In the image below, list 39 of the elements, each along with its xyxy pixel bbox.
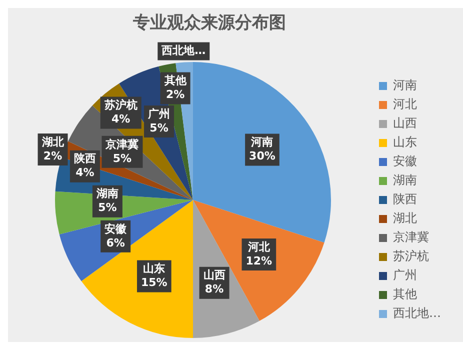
- legend-label: 湖南: [393, 173, 417, 188]
- data-label: 6%: [106, 236, 125, 250]
- slice-label: 苏沪杭: [103, 98, 138, 112]
- data-label: 12%: [246, 254, 272, 268]
- legend-label: 陕西: [393, 192, 417, 206]
- slice-label: 京津冀: [104, 138, 139, 151]
- data-label: 5%: [112, 152, 132, 165]
- legend-label: 京津冀: [393, 230, 429, 244]
- legend-label: 西北地…: [393, 306, 441, 320]
- legend-label: 苏沪杭: [393, 249, 429, 264]
- legend-label: 湖北: [393, 211, 417, 226]
- data-label: 8%: [204, 282, 224, 296]
- legend-label: 其他: [393, 287, 417, 302]
- slice-label: 山西: [203, 268, 226, 282]
- chart-title: 专业观众来源分布图: [132, 12, 287, 35]
- slice-label: 湖南: [95, 187, 118, 200]
- slice-label: 河南: [250, 136, 274, 149]
- data-label: 30%: [249, 150, 276, 163]
- legend-label: 河南: [393, 78, 417, 92]
- slice-label: 安徽: [104, 222, 128, 236]
- slice-label: 广州: [147, 107, 170, 120]
- data-label: 2%: [43, 149, 62, 162]
- legend-label: 山东: [393, 135, 417, 150]
- legend-label: 山西: [393, 116, 417, 130]
- legend-label: 河北: [393, 97, 417, 112]
- data-label: 4%: [76, 166, 94, 180]
- slice-label: 湖北: [40, 135, 65, 148]
- slice-label: 河北: [246, 240, 271, 254]
- slice-label: 西北地…: [160, 44, 206, 58]
- slice-label: 陕西: [74, 152, 96, 166]
- data-label: 15%: [140, 276, 168, 290]
- data-label: 2%: [166, 88, 185, 102]
- legend-label: 广州: [393, 268, 417, 282]
- data-label: 5%: [150, 121, 168, 134]
- data-label: 5%: [98, 201, 117, 214]
- legend-label: 安徽: [393, 154, 417, 168]
- data-label: 4%: [112, 112, 130, 126]
- slice-label: 山东: [143, 262, 166, 276]
- slice-label: 其他: [163, 74, 188, 88]
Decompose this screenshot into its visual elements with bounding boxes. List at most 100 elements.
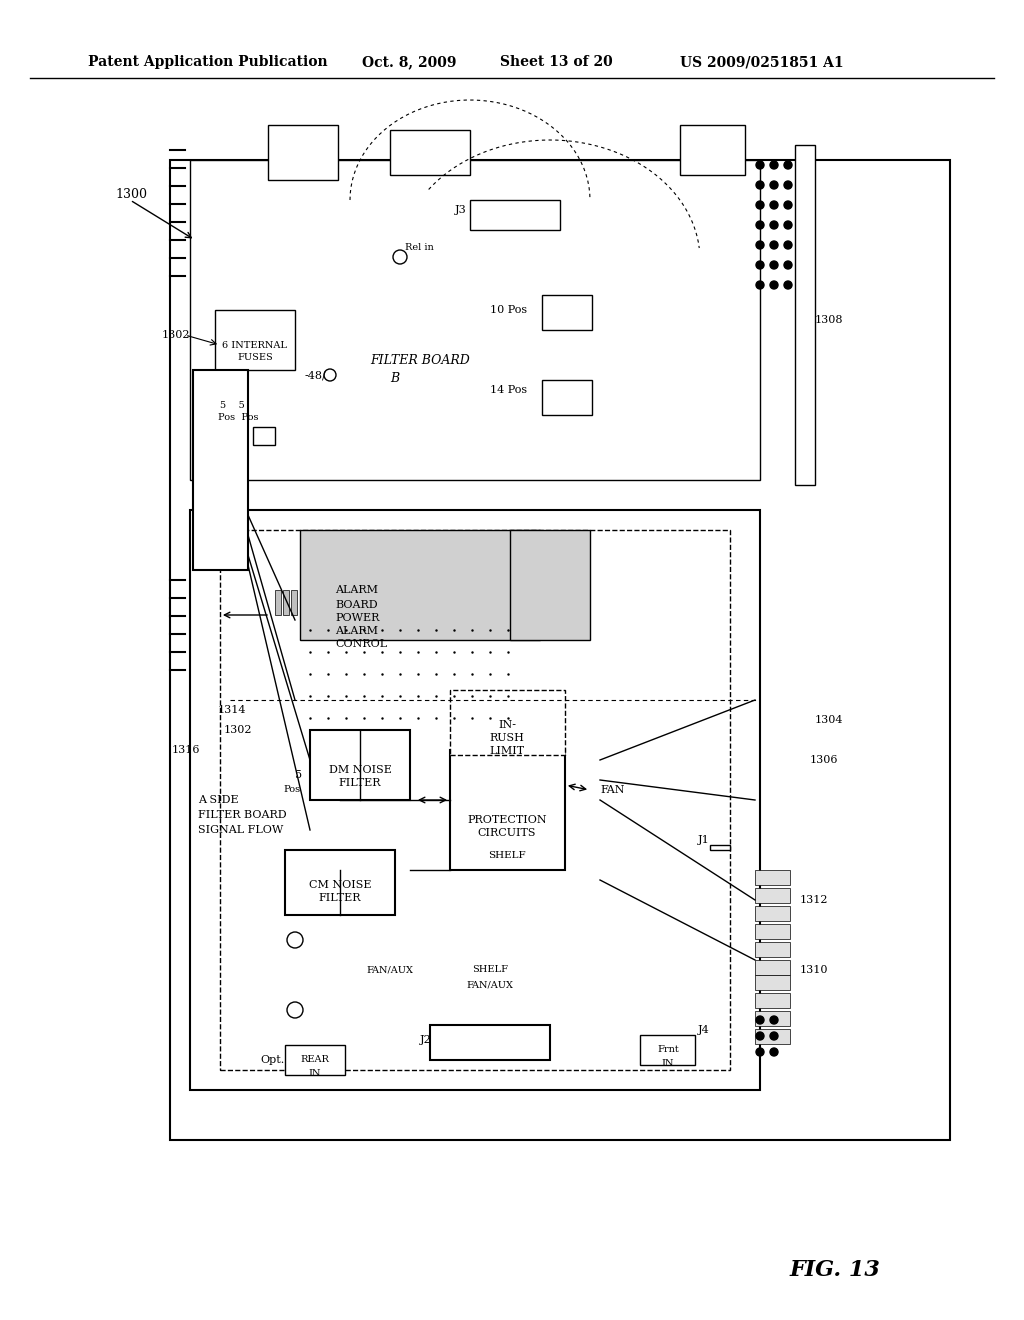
Bar [755,924,790,939]
Bar [755,993,790,1008]
Text: US 2009/0251851 A1: US 2009/0251851 A1 [680,55,844,69]
Bar [268,125,338,180]
Bar [795,145,815,484]
Text: J1: J1 [698,836,710,845]
Text: 5: 5 [295,770,302,780]
Bar [310,730,410,800]
Circle shape [784,261,792,269]
Text: CIRCUITS: CIRCUITS [478,828,537,838]
Text: POWER: POWER [335,612,379,623]
Bar [755,942,790,957]
Circle shape [770,161,778,169]
Circle shape [756,220,764,228]
Text: 1300: 1300 [115,189,147,202]
Circle shape [770,261,778,269]
Circle shape [770,281,778,289]
Bar [470,201,560,230]
Circle shape [756,242,764,249]
FancyBboxPatch shape [510,531,590,640]
Text: Opt.: Opt. [260,1055,285,1065]
Text: FILTER: FILTER [318,894,361,903]
Text: 1312: 1312 [800,895,828,906]
Text: IN: IN [662,1059,674,1068]
Circle shape [756,161,764,169]
Circle shape [756,1048,764,1056]
Circle shape [770,1048,778,1056]
Bar [190,510,760,1090]
Bar [291,590,297,615]
Circle shape [756,281,764,289]
Text: 5    5: 5 5 [220,400,245,409]
Circle shape [784,181,792,189]
Text: ALARM: ALARM [335,626,378,636]
Bar [285,850,395,915]
Bar [170,160,950,1140]
Bar [215,310,295,370]
Text: LIMIT: LIMIT [489,746,524,756]
Text: SIGNAL FLOW: SIGNAL FLOW [198,825,284,836]
Bar [710,845,730,850]
Text: DM NOISE: DM NOISE [329,766,391,775]
Circle shape [784,281,792,289]
Circle shape [770,181,778,189]
Circle shape [770,220,778,228]
Text: -48/: -48/ [305,370,327,380]
Circle shape [756,261,764,269]
Bar [285,1045,345,1074]
Bar [755,870,790,884]
Text: CONROL: CONROL [335,639,387,649]
Bar [390,129,470,176]
Text: IN: IN [309,1068,322,1077]
Text: Oct. 8, 2009: Oct. 8, 2009 [362,55,457,69]
Text: REAR: REAR [301,1056,330,1064]
Bar [253,426,275,445]
Circle shape [756,201,764,209]
Circle shape [756,181,764,189]
Text: B: B [390,371,399,384]
Bar [755,906,790,921]
Text: A SIDE: A SIDE [198,795,239,805]
Text: J4: J4 [698,1026,710,1035]
Text: FILTER: FILTER [339,777,381,788]
Circle shape [784,220,792,228]
Text: Patent Application Publication: Patent Application Publication [88,55,328,69]
Circle shape [770,1032,778,1040]
Text: ALARM: ALARM [335,585,378,595]
Circle shape [756,1016,764,1024]
Text: Pos: Pos [283,784,300,793]
Bar [755,1011,790,1026]
Bar [542,380,592,414]
Circle shape [756,1032,764,1040]
Bar [680,125,745,176]
Text: 6 INTERNAL: 6 INTERNAL [222,341,288,350]
Bar [193,370,248,570]
Text: 1314: 1314 [218,705,247,715]
Text: 1308: 1308 [815,315,844,325]
Text: FAN/AUX: FAN/AUX [367,965,414,974]
Text: FAN: FAN [600,785,625,795]
Text: Pos  Pos: Pos Pos [218,413,258,422]
Text: FUSES: FUSES [238,354,272,363]
Text: 14 Pos: 14 Pos [490,385,527,395]
Text: Frnt: Frnt [657,1045,679,1055]
Bar [542,294,592,330]
Text: FIG. 13: FIG. 13 [790,1259,881,1280]
Text: 1302: 1302 [224,725,253,735]
Circle shape [770,242,778,249]
Text: 1316: 1316 [172,744,201,755]
Text: CM NOISE: CM NOISE [309,880,372,890]
Bar [450,750,565,870]
Text: FAN/AUX: FAN/AUX [467,981,513,990]
FancyBboxPatch shape [300,531,540,640]
Circle shape [770,1016,778,1024]
Text: 1306: 1306 [810,755,839,766]
Circle shape [770,201,778,209]
Text: 1302: 1302 [162,330,190,341]
Bar [430,1026,550,1060]
Text: 10 Pos: 10 Pos [490,305,527,315]
Text: J3: J3 [455,205,467,215]
Text: PROTECTION: PROTECTION [467,814,547,825]
Text: 1304: 1304 [815,715,844,725]
Bar [755,1030,790,1044]
Bar [283,590,289,615]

■ **Exercise aim**:
Copy every line above word for word, leaving out the pictures.

■ **Response for this exercise**:
In the image below, list 39 of the elements, each along with its xyxy pixel bbox.
- legend-label: 湖南: [393, 173, 417, 188]
- data-label: 6%: [106, 236, 125, 250]
- slice-label: 苏沪杭: [103, 98, 138, 112]
- data-label: 12%: [246, 254, 272, 268]
- legend-label: 陕西: [393, 192, 417, 206]
- slice-label: 京津冀: [104, 138, 139, 151]
- data-label: 5%: [112, 152, 132, 165]
- legend-label: 京津冀: [393, 230, 429, 244]
- legend-label: 西北地…: [393, 306, 441, 320]
- legend-label: 苏沪杭: [393, 249, 429, 264]
- legend-label: 湖北: [393, 211, 417, 226]
- data-label: 8%: [204, 282, 224, 296]
- legend-label: 其他: [393, 287, 417, 302]
- slice-label: 山西: [203, 268, 226, 282]
- chart-title: 专业观众来源分布图: [132, 12, 287, 35]
- slice-label: 湖南: [95, 187, 118, 200]
- slice-label: 河南: [250, 136, 274, 149]
- data-label: 30%: [249, 150, 276, 163]
- legend-label: 河南: [393, 78, 417, 92]
- slice-label: 安徽: [104, 222, 128, 236]
- slice-label: 广州: [147, 107, 170, 120]
- data-label: 2%: [43, 149, 62, 162]
- legend-label: 山东: [393, 135, 417, 150]
- legend-label: 山西: [393, 116, 417, 130]
- legend-label: 河北: [393, 97, 417, 112]
- data-label: 4%: [76, 166, 94, 180]
- slice-label: 湖北: [40, 135, 65, 148]
- slice-label: 河北: [246, 240, 271, 254]
- slice-label: 西北地…: [160, 44, 206, 58]
- slice-label: 陕西: [74, 152, 96, 166]
- data-label: 15%: [140, 276, 168, 290]
- data-label: 2%: [166, 88, 185, 102]
- legend-label: 广州: [393, 268, 417, 282]
- data-label: 5%: [150, 121, 168, 134]
- data-label: 5%: [98, 201, 117, 214]
- legend-label: 安徽: [393, 154, 417, 168]
- data-label: 4%: [112, 112, 130, 126]
- slice-label: 山东: [143, 262, 166, 276]
- slice-label: 其他: [163, 74, 188, 88]
Decompose this screenshot into its visual elements with bounding boxes. List at most 100 elements.
Bar [755,924,790,939]
Bar [755,993,790,1008]
Text: US 2009/0251851 A1: US 2009/0251851 A1 [680,55,844,69]
Bar [268,125,338,180]
Bar [795,145,815,484]
Text: J1: J1 [698,836,710,845]
Text: 5: 5 [295,770,302,780]
Bar [310,730,410,800]
Circle shape [784,261,792,269]
Text: CIRCUITS: CIRCUITS [478,828,537,838]
Text: POWER: POWER [335,612,379,623]
Bar [755,942,790,957]
Circle shape [770,161,778,169]
Circle shape [756,220,764,228]
Text: 1300: 1300 [115,189,147,202]
Circle shape [770,261,778,269]
Circle shape [770,281,778,289]
Bar [470,201,560,230]
Circle shape [756,242,764,249]
FancyBboxPatch shape [510,531,590,640]
Text: Opt.: Opt. [260,1055,285,1065]
Text: FILTER: FILTER [318,894,361,903]
Text: 1312: 1312 [800,895,828,906]
Text: IN: IN [662,1059,674,1068]
Circle shape [756,161,764,169]
Circle shape [756,1048,764,1056]
Circle shape [770,1048,778,1056]
Bar [190,510,760,1090]
Bar [291,590,297,615]
Circle shape [756,281,764,289]
Text: 5    5: 5 5 [220,400,245,409]
Circle shape [784,181,792,189]
Text: ALARM: ALARM [335,626,378,636]
Bar [285,850,395,915]
Bar [170,160,950,1140]
Bar [215,310,295,370]
Text: LIMIT: LIMIT [489,746,524,756]
Text: SIGNAL FLOW: SIGNAL FLOW [198,825,284,836]
Bar [710,845,730,850]
Text: DM NOISE: DM NOISE [329,766,391,775]
Circle shape [784,281,792,289]
Circle shape [770,181,778,189]
Circle shape [770,220,778,228]
Text: -48/: -48/ [305,370,327,380]
Circle shape [756,261,764,269]
Bar [285,1045,345,1074]
Bar [755,870,790,884]
Text: CONROL: CONROL [335,639,387,649]
Bar [390,129,470,176]
Text: IN: IN [309,1068,322,1077]
Text: Oct. 8, 2009: Oct. 8, 2009 [362,55,457,69]
Text: REAR: REAR [301,1056,330,1064]
Bar [253,426,275,445]
Circle shape [756,201,764,209]
Circle shape [756,181,764,189]
Text: B: B [390,371,399,384]
Bar [755,906,790,921]
Text: A SIDE: A SIDE [198,795,239,805]
Text: J4: J4 [698,1026,710,1035]
Text: FILTER: FILTER [339,777,381,788]
Circle shape [784,220,792,228]
Text: Patent Application Publication: Patent Application Publication [88,55,328,69]
Circle shape [770,1032,778,1040]
Text: ALARM: ALARM [335,585,378,595]
Circle shape [756,1016,764,1024]
Text: Pos: Pos [283,784,300,793]
Bar [755,1011,790,1026]
Bar [542,380,592,414]
Circle shape [756,1032,764,1040]
Bar [680,125,745,176]
Text: 6 INTERNAL: 6 INTERNAL [222,341,288,350]
Bar [193,370,248,570]
Text: 1314: 1314 [218,705,247,715]
Text: 1308: 1308 [815,315,844,325]
Text: FAN/AUX: FAN/AUX [367,965,414,974]
Text: FAN: FAN [600,785,625,795]
Text: Pos  Pos: Pos Pos [218,413,258,422]
Text: FUSES: FUSES [238,354,272,363]
Text: 14 Pos: 14 Pos [490,385,527,395]
Text: Frnt: Frnt [657,1045,679,1055]
Bar [542,294,592,330]
Text: FIG. 13: FIG. 13 [790,1259,881,1280]
Text: 1302: 1302 [224,725,253,735]
Circle shape [770,242,778,249]
Text: 1316: 1316 [172,744,201,755]
Text: CM NOISE: CM NOISE [309,880,372,890]
Bar [450,750,565,870]
Text: FAN/AUX: FAN/AUX [467,981,513,990]
FancyBboxPatch shape [300,531,540,640]
Circle shape [770,1016,778,1024]
Text: 1306: 1306 [810,755,839,766]
Circle shape [770,201,778,209]
Text: 1302: 1302 [162,330,190,341]
Bar [430,1026,550,1060]
Text: 10 Pos: 10 Pos [490,305,527,315]
Text: J3: J3 [455,205,467,215]
Text: PROTECTION: PROTECTION [467,814,547,825]
Text: 1304: 1304 [815,715,844,725]
Bar [755,1030,790,1044]
Bar [283,590,289,615]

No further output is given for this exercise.